### Work task A
Answer these questions from the text on the Queensland Births, Deaths, and Marriages Registration Bill 2022:
(i) Until what time and date is the bill open for consultation?
(ii) What would a person complete to change the sex recorded on their Birth Certificate?
(iii) With as little as what could a minor start on the path of social transition?
### Work task B
Pick up the text on the Queensland Births, Deaths, and Marriages Registration Bill 2022 after its last sentence and continue it.

### Page text
------------------------------------
The Queensland Births, Deaths, and Marriages Registration Bill 2022 is open for consultation until 12pm midday Wednesday 11 January 2023.

This law will mean anyone, at any stage in their life, for any reason, will be able to change the sex recorded on their Birth Certificate by completing a simple statutory declaration form. There will no longer be a medical or family court gatekeeping process. A birth certificate will cease to be reliable evidence of sex.
 

We see three major harms to women, minors and families if this bill becomes law, which we expand on below;

1) The harms of self-identification on equality and rights of women, safeguarding & protection, rights of association, freedom of speech, freedom of expression, and human rights to privacy and dignity. As well as the impact of the cognitive dissonance of laws based on subjective feeling rather than objective, evidence based reality.

Women and girls remain an oppressed majority and subject to violence and discrimination on the basis of sex, every day in Queensland, and internationally. To address those harms and discrimination, women and girls need to have specific protections, based upon sex.  As humans cannot change sex, and in light of mounting evidence from Australia and overseas that males who self-identify as transgender retain male patterns of entitlement, criminality and performance across a range of domains, there remains an inherent need for women and girls to have their sex class recognised and protected. 

2) This bill supports a minor being able to start on the path of social transition at any age with as little as a statement of support from a non-related 18 year old, and guardianship responsibilities of parents can be over-ruled. Social transition is the term used to describe the process where an individual, parents, or school, and influencers of minors decide on a change of social identity.  It is a new psychosocial trend that has been promoted in University gender studies, social media influencers, pharmaceutical funded trans gender lobbies, and media platforms like ABC, SBS etc complying to diversity and inclusion audits.  In schools it often involves changes to documentations, including a change of name; a change of pronouns (she/her, he/him or they/them); and a change of clothes, style, hair, grooming and even mannerisms to an expression of an identity that the individual believes better matches their inner sense of self. 

Social transition is not a neutral intervention. Many studies have highlighted the risk that, in the short-term, social transition can increase the likelihood of the persistence of a young person’s unease with their sex, and that it can interfere with children’s natural identity development. There is no quality long-term peer-reviewed evidence about the impact of social transition. As such, as with all new interventions, it is best practice for governing organisations to apply caution. In particular to not make a law based on the unsupported perception that since gender identity ideology is a 'modern trend' it should be adopted. The impact of supporting social transitioning of minors that studies show generally leads to medical transitioning, particularly in the current culture of 'gender affirming care'. This will impact a minors long term physical and psychological well-being and as such should be viewed with caution, given the issues at stake. There is an argument to be made that medical interventions that could result in future loss of reproductive capacity might be viewed rightly as in contravention of the UN Right of the Child, as surely every child deserves the opportunity to make decisions about having children when they are adults with full matured intellectual capacity.
------------------------------------
### Given data

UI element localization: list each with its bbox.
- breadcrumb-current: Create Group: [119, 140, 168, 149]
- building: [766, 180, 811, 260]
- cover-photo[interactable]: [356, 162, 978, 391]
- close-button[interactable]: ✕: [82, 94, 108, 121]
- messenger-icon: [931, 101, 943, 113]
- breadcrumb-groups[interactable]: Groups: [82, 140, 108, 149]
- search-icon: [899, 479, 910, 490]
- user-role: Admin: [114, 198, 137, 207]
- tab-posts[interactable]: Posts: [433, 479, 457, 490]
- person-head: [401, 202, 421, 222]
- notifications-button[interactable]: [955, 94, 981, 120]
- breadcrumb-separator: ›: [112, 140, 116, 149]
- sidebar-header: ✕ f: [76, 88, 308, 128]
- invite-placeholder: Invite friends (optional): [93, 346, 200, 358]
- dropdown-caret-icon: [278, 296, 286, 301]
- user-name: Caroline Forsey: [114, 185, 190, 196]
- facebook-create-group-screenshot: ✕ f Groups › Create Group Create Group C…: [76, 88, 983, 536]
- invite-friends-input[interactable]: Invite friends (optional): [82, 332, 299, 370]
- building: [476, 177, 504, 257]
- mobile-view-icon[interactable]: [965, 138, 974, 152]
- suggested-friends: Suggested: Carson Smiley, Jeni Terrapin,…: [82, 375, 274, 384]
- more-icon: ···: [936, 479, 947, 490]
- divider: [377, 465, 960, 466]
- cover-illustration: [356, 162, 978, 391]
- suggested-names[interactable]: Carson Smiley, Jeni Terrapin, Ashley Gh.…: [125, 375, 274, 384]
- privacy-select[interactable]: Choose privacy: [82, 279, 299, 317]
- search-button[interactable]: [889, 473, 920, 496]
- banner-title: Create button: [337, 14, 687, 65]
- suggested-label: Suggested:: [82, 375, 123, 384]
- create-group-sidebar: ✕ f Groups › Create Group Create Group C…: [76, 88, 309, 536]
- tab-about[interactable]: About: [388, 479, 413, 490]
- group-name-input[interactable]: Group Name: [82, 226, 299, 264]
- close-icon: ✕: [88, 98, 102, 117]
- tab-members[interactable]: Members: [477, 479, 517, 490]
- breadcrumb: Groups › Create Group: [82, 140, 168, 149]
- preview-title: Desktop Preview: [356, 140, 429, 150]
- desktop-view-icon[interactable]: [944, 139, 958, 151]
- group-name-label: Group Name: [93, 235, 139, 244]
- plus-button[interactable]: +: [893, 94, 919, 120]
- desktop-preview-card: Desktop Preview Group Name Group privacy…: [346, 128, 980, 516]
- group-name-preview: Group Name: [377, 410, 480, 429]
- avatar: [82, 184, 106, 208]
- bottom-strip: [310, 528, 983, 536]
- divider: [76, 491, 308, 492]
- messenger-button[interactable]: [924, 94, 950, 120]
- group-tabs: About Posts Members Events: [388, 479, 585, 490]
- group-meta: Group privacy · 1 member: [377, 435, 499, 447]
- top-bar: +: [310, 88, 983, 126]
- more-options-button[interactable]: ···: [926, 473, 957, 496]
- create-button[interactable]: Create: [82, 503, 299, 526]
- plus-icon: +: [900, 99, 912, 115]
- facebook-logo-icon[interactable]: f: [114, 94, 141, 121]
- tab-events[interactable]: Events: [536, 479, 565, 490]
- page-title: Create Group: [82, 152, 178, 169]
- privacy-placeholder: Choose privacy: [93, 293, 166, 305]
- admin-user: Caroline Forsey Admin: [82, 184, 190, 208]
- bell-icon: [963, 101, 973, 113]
------------------------------------
### Answer A
(i) 12pm midday Wednesday 11 January 2023
(ii) A simple statutory declaration form
(iii) A statement of support from a non-related 18 year old

### Answer B
3) The removal of parental rights of care for a state supported fringe ideology  The rights of minors involves protection of their physical and psycho-social well-being; this Bill works against that and towards the removal of parental rights of care. The state can over-ride a parent or both parents who are against their child starting on the 'gender affirmation pathway of social, medical and lastly surgical transitioning. This interference goes against Articles 3, 5, 9, 17, 19, 33, 34, 35, 36 in the UN Convention on the rights of the child. 

This is especially important in the case of non-gender-conforming children, predominantly those coming from the LGB community, those suffering gender dysphoria, depression, mental health issues or are on the autistic spectrum girls and young women with sexual abuse trauma histories. Although the trans gender diverse community, say this bill will help the LGBQT community it is primarily the LGB youth who are targeted as being in 'the wrong body', relabelled 'trans' and encouraged to adopt an appearance of being heterosexual or the opposite sex, at the cost of their ability to have children, sexual pleasure, general health and well being.
 

REVIEW THESE KEY HARMS AND RESOURCES GIVEN AND TAKE ACTION: WRITE TO THE LEGAL AFFAIRS & SAFETY COMMISSION TO SAY NO TO SELF-ID, NO TO SOCIAL TRANSITIONING AND NO TO STATE OVER-REACH.

1) The harms of self-Identification will have significant impact on the following:

  • Single sex spaces; prisons, schools, toilets, change rooms and high-security hospital;

    • We are now seeing male rapists put in with Australian female prisoners, of whom over 75% have been sexually abused and suffer stress and anxiety from the threat of further abuse. Prison leadership, at the request and direction of institutions like Queensland Human Rights Commission,  have spent years trying to make incarceration spaces trauma informed. This is all discarded when males are included in the space, and all parties well know this.  Not only that, Australia’s commitment to the Mandela Rules, and arguably, UN rules regarding torture during incarceration, are also contravened by the placement of males in the female prison estate. Why was this not discussed in the ‘Statement of compatibility’ lodged by the Attorney General?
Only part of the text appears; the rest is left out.